▶ What needs to be done: For every line in the records that has the word "usage", make a copy.

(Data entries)
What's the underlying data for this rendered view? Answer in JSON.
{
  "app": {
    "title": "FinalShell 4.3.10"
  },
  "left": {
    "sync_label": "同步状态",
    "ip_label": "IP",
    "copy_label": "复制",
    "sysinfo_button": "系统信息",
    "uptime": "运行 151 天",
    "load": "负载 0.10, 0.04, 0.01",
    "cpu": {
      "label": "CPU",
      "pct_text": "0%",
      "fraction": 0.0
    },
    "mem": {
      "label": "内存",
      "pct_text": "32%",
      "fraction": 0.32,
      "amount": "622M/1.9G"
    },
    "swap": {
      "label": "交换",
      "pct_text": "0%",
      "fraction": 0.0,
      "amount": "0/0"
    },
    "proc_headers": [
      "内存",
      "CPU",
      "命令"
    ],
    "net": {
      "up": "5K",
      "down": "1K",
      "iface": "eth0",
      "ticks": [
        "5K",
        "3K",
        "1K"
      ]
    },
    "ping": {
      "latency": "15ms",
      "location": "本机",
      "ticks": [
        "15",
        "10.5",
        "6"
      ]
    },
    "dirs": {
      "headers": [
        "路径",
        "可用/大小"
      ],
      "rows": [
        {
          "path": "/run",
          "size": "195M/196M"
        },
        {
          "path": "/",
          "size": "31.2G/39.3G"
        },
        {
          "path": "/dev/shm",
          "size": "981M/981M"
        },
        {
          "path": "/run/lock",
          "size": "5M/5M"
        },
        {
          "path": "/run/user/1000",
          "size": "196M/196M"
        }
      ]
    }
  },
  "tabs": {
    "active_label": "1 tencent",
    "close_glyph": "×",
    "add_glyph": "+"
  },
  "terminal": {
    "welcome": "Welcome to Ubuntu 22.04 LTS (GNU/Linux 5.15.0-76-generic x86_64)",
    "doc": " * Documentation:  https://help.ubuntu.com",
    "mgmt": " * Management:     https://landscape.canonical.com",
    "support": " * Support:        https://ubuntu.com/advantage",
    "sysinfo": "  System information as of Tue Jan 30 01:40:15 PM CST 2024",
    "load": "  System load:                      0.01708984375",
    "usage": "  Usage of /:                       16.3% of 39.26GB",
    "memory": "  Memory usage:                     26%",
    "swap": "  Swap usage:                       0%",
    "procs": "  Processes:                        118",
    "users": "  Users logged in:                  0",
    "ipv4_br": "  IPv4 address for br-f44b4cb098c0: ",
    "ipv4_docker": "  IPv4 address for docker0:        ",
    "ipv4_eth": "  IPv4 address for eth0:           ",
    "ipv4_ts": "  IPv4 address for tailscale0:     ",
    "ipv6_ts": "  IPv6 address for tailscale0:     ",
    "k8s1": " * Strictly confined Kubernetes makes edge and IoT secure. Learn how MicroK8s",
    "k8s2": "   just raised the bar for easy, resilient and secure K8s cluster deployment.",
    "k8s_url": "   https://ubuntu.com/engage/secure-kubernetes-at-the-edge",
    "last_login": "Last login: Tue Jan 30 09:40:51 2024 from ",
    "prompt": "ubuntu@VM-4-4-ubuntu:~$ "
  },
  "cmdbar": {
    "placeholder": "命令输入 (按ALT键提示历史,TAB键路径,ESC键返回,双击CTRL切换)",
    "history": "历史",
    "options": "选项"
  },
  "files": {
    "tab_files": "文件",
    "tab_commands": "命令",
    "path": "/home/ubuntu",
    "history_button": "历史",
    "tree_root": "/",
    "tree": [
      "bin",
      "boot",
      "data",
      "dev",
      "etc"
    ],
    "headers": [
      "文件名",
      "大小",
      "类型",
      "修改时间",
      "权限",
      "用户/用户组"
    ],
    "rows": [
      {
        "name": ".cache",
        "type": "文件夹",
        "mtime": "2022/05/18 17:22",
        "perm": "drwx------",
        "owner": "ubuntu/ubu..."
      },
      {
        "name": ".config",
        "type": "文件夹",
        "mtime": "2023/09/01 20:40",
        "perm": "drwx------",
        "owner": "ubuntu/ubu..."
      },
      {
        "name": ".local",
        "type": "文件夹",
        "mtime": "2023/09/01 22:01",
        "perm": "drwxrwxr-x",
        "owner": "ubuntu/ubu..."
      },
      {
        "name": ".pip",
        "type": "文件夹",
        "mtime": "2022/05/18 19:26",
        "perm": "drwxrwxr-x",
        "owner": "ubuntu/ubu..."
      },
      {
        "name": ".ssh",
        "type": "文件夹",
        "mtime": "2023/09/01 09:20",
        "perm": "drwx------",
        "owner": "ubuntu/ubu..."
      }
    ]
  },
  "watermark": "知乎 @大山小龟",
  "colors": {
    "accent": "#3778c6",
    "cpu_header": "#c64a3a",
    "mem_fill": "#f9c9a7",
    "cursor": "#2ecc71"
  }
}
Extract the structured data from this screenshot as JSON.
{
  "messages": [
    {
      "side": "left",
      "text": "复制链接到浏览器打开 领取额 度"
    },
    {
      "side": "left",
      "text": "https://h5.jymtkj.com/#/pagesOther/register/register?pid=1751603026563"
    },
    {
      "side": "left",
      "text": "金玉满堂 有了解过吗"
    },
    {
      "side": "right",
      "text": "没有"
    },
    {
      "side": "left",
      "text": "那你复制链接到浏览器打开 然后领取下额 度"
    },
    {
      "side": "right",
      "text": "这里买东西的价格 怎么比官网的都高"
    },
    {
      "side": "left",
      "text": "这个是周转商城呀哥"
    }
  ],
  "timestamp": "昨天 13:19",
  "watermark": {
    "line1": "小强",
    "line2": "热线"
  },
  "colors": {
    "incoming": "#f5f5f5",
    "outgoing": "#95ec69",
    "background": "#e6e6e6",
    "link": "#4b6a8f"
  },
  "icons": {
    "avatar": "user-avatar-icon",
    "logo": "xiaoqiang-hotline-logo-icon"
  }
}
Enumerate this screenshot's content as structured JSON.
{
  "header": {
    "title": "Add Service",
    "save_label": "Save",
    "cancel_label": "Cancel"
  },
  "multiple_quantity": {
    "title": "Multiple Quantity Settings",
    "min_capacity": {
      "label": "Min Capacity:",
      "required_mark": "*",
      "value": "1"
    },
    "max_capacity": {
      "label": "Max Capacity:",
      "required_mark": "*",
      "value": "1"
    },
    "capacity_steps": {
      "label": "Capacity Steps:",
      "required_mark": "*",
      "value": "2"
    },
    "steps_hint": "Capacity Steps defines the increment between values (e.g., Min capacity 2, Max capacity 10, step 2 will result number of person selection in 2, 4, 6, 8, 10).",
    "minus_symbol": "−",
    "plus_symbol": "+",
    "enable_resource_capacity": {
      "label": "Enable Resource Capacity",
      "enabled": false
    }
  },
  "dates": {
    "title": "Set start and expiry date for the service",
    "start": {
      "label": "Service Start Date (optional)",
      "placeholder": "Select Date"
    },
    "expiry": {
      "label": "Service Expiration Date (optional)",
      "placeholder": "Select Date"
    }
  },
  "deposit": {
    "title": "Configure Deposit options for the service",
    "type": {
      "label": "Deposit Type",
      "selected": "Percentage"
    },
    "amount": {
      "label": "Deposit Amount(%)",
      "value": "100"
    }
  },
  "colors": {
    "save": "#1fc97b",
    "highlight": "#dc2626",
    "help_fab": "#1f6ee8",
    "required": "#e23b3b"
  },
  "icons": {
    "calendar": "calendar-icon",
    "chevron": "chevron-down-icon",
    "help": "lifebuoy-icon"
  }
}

▶ Response to the task:
    "usage": "  Usage of /:                       16.3% of 39.26GB",
    "memory": "  Memory usage:                     26%",
    "swap": "  Swap usage:                       0%",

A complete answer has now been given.